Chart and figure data
>> begin
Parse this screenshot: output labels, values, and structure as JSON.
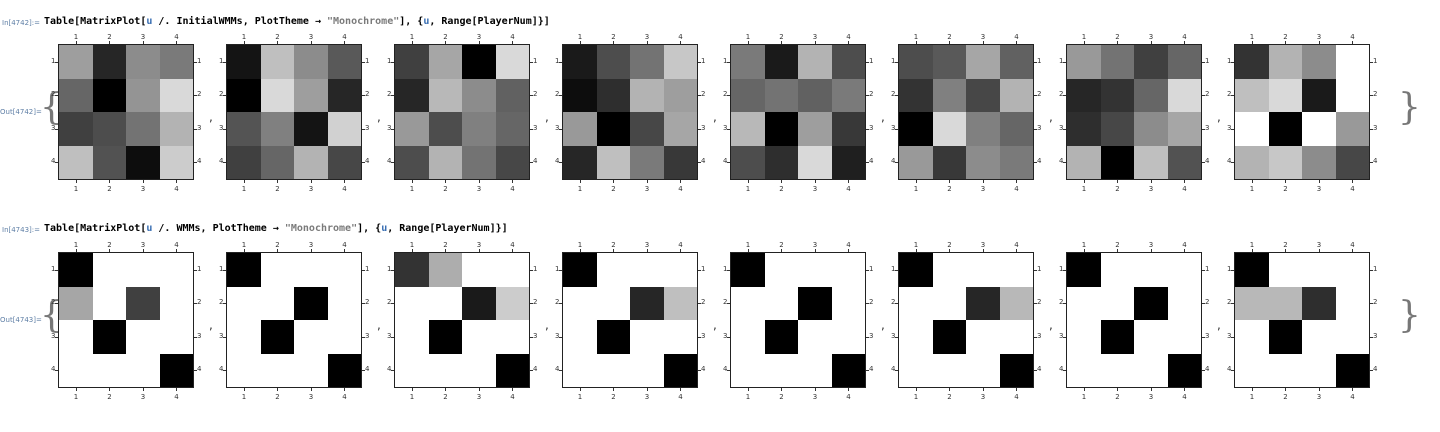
{
  "cells": [
    {
      "in_label": "In[4742]:=",
      "code_parts": [
        {
          "t": "Table[MatrixPlot[",
          "c": ""
        },
        {
          "t": "u",
          "c": "var"
        },
        {
          "t": " /. InitialWMMs, PlotTheme → ",
          "c": ""
        },
        {
          "t": "\"Monochrome\"",
          "c": "str"
        },
        {
          "t": "], {",
          "c": ""
        },
        {
          "t": "u",
          "c": "var"
        },
        {
          "t": ", Range[PlayerNum]}]",
          "c": ""
        }
      ],
      "out_label": "Out[4742]=",
      "tick_labels": [
        "1",
        "2",
        "3",
        "4"
      ],
      "matrices": [
        [
          [
            0.62,
            0.15,
            0.55,
            0.48
          ],
          [
            0.4,
            0.0,
            0.58,
            0.85
          ],
          [
            0.25,
            0.3,
            0.45,
            0.7
          ],
          [
            0.75,
            0.32,
            0.05,
            0.8
          ]
        ],
        [
          [
            0.08,
            0.75,
            0.55,
            0.35
          ],
          [
            0.0,
            0.85,
            0.62,
            0.15
          ],
          [
            0.33,
            0.5,
            0.08,
            0.82
          ],
          [
            0.25,
            0.4,
            0.7,
            0.28
          ]
        ],
        [
          [
            0.25,
            0.65,
            0.0,
            0.85
          ],
          [
            0.15,
            0.72,
            0.55,
            0.38
          ],
          [
            0.6,
            0.3,
            0.5,
            0.4
          ],
          [
            0.3,
            0.7,
            0.45,
            0.28
          ]
        ],
        [
          [
            0.1,
            0.3,
            0.45,
            0.78
          ],
          [
            0.05,
            0.18,
            0.7,
            0.62
          ],
          [
            0.6,
            0.0,
            0.28,
            0.65
          ],
          [
            0.15,
            0.75,
            0.48,
            0.22
          ]
        ],
        [
          [
            0.48,
            0.1,
            0.7,
            0.3
          ],
          [
            0.4,
            0.45,
            0.38,
            0.48
          ],
          [
            0.72,
            0.0,
            0.62,
            0.22
          ],
          [
            0.3,
            0.18,
            0.85,
            0.12
          ]
        ],
        [
          [
            0.3,
            0.35,
            0.65,
            0.38
          ],
          [
            0.2,
            0.5,
            0.28,
            0.7
          ],
          [
            0.0,
            0.85,
            0.5,
            0.4
          ],
          [
            0.6,
            0.22,
            0.55,
            0.48
          ]
        ],
        [
          [
            0.6,
            0.45,
            0.25,
            0.4
          ],
          [
            0.15,
            0.2,
            0.4,
            0.85
          ],
          [
            0.18,
            0.28,
            0.55,
            0.65
          ],
          [
            0.7,
            0.0,
            0.75,
            0.32
          ]
        ],
        [
          [
            0.2,
            0.7,
            0.55,
            1.0
          ],
          [
            0.75,
            0.85,
            0.1,
            1.0
          ],
          [
            1.0,
            0.0,
            1.0,
            0.6
          ],
          [
            0.7,
            0.78,
            0.55,
            0.28
          ]
        ]
      ]
    },
    {
      "in_label": "In[4743]:=",
      "code_parts": [
        {
          "t": "Table[MatrixPlot[",
          "c": ""
        },
        {
          "t": "u",
          "c": "var"
        },
        {
          "t": " /. WMMs, PlotTheme → ",
          "c": ""
        },
        {
          "t": "\"Monochrome\"",
          "c": "str"
        },
        {
          "t": "], {",
          "c": ""
        },
        {
          "t": "u",
          "c": "var"
        },
        {
          "t": ", Range[PlayerNum]}]",
          "c": ""
        }
      ],
      "out_label": "Out[4743]=",
      "tick_labels": [
        "1",
        "2",
        "3",
        "4"
      ],
      "matrices": [
        [
          [
            0,
            1,
            1,
            1
          ],
          [
            0.65,
            1,
            0.25,
            1
          ],
          [
            1,
            0,
            1,
            1
          ],
          [
            1,
            1,
            1,
            0
          ]
        ],
        [
          [
            0,
            1,
            1,
            1
          ],
          [
            1,
            1,
            0,
            1
          ],
          [
            1,
            0,
            1,
            1
          ],
          [
            1,
            1,
            1,
            0
          ]
        ],
        [
          [
            0.2,
            0.68,
            1,
            1
          ],
          [
            1,
            1,
            0.1,
            0.8
          ],
          [
            1,
            0,
            1,
            1
          ],
          [
            1,
            1,
            1,
            0
          ]
        ],
        [
          [
            0,
            1,
            1,
            1
          ],
          [
            1,
            1,
            0.15,
            0.75
          ],
          [
            1,
            0,
            1,
            1
          ],
          [
            1,
            1,
            1,
            0
          ]
        ],
        [
          [
            0,
            1,
            1,
            1
          ],
          [
            1,
            1,
            0,
            1
          ],
          [
            1,
            0,
            1,
            1
          ],
          [
            1,
            1,
            1,
            0
          ]
        ],
        [
          [
            0,
            1,
            1,
            1
          ],
          [
            1,
            1,
            0.15,
            0.72
          ],
          [
            1,
            0,
            1,
            1
          ],
          [
            1,
            1,
            1,
            0
          ]
        ],
        [
          [
            0,
            1,
            1,
            1
          ],
          [
            1,
            1,
            0,
            1
          ],
          [
            1,
            0,
            1,
            1
          ],
          [
            1,
            1,
            1,
            0
          ]
        ],
        [
          [
            0,
            1,
            1,
            1
          ],
          [
            0.72,
            0.72,
            0.18,
            1
          ],
          [
            1,
            0,
            1,
            1
          ],
          [
            1,
            1,
            1,
            0
          ]
        ]
      ]
    }
  ],
  "separator": ","
}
>> end
Given instruction => Copy every record character for character. Skip the pictures.

Written response =>
Parse this screenshot: output labels, values, and structure as JSON.
{
  "cells": [
    {
      "in_label": "In[4742]:=",
      "code_parts": [
        {
          "t": "Table[MatrixPlot[",
          "c": ""
        },
        {
          "t": "u",
          "c": "var"
        },
        {
          "t": " /. InitialWMMs, PlotTheme → ",
          "c": ""
        },
        {
          "t": "\"Monochrome\"",
          "c": "str"
        },
        {
          "t": "], {",
          "c": ""
        },
        {
          "t": "u",
          "c": "var"
        },
        {
          "t": ", Range[PlayerNum]}]",
          "c": ""
        }
      ],
      "out_label": "Out[4742]=",
      "tick_labels": [
        "1",
        "2",
        "3",
        "4"
      ],
      "matrices": [
        [
          [
            0.62,
            0.15,
            0.55,
            0.48
          ],
          [
            0.4,
            0.0,
            0.58,
            0.85
          ],
          [
            0.25,
            0.3,
            0.45,
            0.7
          ],
          [
            0.75,
            0.32,
            0.05,
            0.8
          ]
        ],
        [
          [
            0.08,
            0.75,
            0.55,
            0.35
          ],
          [
            0.0,
            0.85,
            0.62,
            0.15
          ],
          [
            0.33,
            0.5,
            0.08,
            0.82
          ],
          [
            0.25,
            0.4,
            0.7,
            0.28
          ]
        ],
        [
          [
            0.25,
            0.65,
            0.0,
            0.85
          ],
          [
            0.15,
            0.72,
            0.55,
            0.38
          ],
          [
            0.6,
            0.3,
            0.5,
            0.4
          ],
          [
            0.3,
            0.7,
            0.45,
            0.28
          ]
        ],
        [
          [
            0.1,
            0.3,
            0.45,
            0.78
          ],
          [
            0.05,
            0.18,
            0.7,
            0.62
          ],
          [
            0.6,
            0.0,
            0.28,
            0.65
          ],
          [
            0.15,
            0.75,
            0.48,
            0.22
          ]
        ],
        [
          [
            0.48,
            0.1,
            0.7,
            0.3
          ],
          [
            0.4,
            0.45,
            0.38,
            0.48
          ],
          [
            0.72,
            0.0,
            0.62,
            0.22
          ],
          [
            0.3,
            0.18,
            0.85,
            0.12
          ]
        ],
        [
          [
            0.3,
            0.35,
            0.65,
            0.38
          ],
          [
            0.2,
            0.5,
            0.28,
            0.7
          ],
          [
            0.0,
            0.85,
            0.5,
            0.4
          ],
          [
            0.6,
            0.22,
            0.55,
            0.48
          ]
        ],
        [
          [
            0.6,
            0.45,
            0.25,
            0.4
          ],
          [
            0.15,
            0.2,
            0.4,
            0.85
          ],
          [
            0.18,
            0.28,
            0.55,
            0.65
          ],
          [
            0.7,
            0.0,
            0.75,
            0.32
          ]
        ],
        [
          [
            0.2,
            0.7,
            0.55,
            1.0
          ],
          [
            0.75,
            0.85,
            0.1,
            1.0
          ],
          [
            1.0,
            0.0,
            1.0,
            0.6
          ],
          [
            0.7,
            0.78,
            0.55,
            0.28
          ]
        ]
      ]
    },
    {
      "in_label": "In[4743]:=",
      "code_parts": [
        {
          "t": "Table[MatrixPlot[",
          "c": ""
        },
        {
          "t": "u",
          "c": "var"
        },
        {
          "t": " /. WMMs, PlotTheme → ",
          "c": ""
        },
        {
          "t": "\"Monochrome\"",
          "c": "str"
        },
        {
          "t": "], {",
          "c": ""
        },
        {
          "t": "u",
          "c": "var"
        },
        {
          "t": ", Range[PlayerNum]}]",
          "c": ""
        }
      ],
      "out_label": "Out[4743]=",
      "tick_labels": [
        "1",
        "2",
        "3",
        "4"
      ],
      "matrices": [
        [
          [
            0,
            1,
            1,
            1
          ],
          [
            0.65,
            1,
            0.25,
            1
          ],
          [
            1,
            0,
            1,
            1
          ],
          [
            1,
            1,
            1,
            0
          ]
        ],
        [
          [
            0,
            1,
            1,
            1
          ],
          [
            1,
            1,
            0,
            1
          ],
          [
            1,
            0,
            1,
            1
          ],
          [
            1,
            1,
            1,
            0
          ]
        ],
        [
          [
            0.2,
            0.68,
            1,
            1
          ],
          [
            1,
            1,
            0.1,
            0.8
          ],
          [
            1,
            0,
            1,
            1
          ],
          [
            1,
            1,
            1,
            0
          ]
        ],
        [
          [
            0,
            1,
            1,
            1
          ],
          [
            1,
            1,
            0.15,
            0.75
          ],
          [
            1,
            0,
            1,
            1
          ],
          [
            1,
            1,
            1,
            0
          ]
        ],
        [
          [
            0,
            1,
            1,
            1
          ],
          [
            1,
            1,
            0,
            1
          ],
          [
            1,
            0,
            1,
            1
          ],
          [
            1,
            1,
            1,
            0
          ]
        ],
        [
          [
            0,
            1,
            1,
            1
          ],
          [
            1,
            1,
            0.15,
            0.72
          ],
          [
            1,
            0,
            1,
            1
          ],
          [
            1,
            1,
            1,
            0
          ]
        ],
        [
          [
            0,
            1,
            1,
            1
          ],
          [
            1,
            1,
            0,
            1
          ],
          [
            1,
            0,
            1,
            1
          ],
          [
            1,
            1,
            1,
            0
          ]
        ],
        [
          [
            0,
            1,
            1,
            1
          ],
          [
            0.72,
            0.72,
            0.18,
            1
          ],
          [
            1,
            0,
            1,
            1
          ],
          [
            1,
            1,
            1,
            0
          ]
        ]
      ]
    }
  ],
  "separator": ","
}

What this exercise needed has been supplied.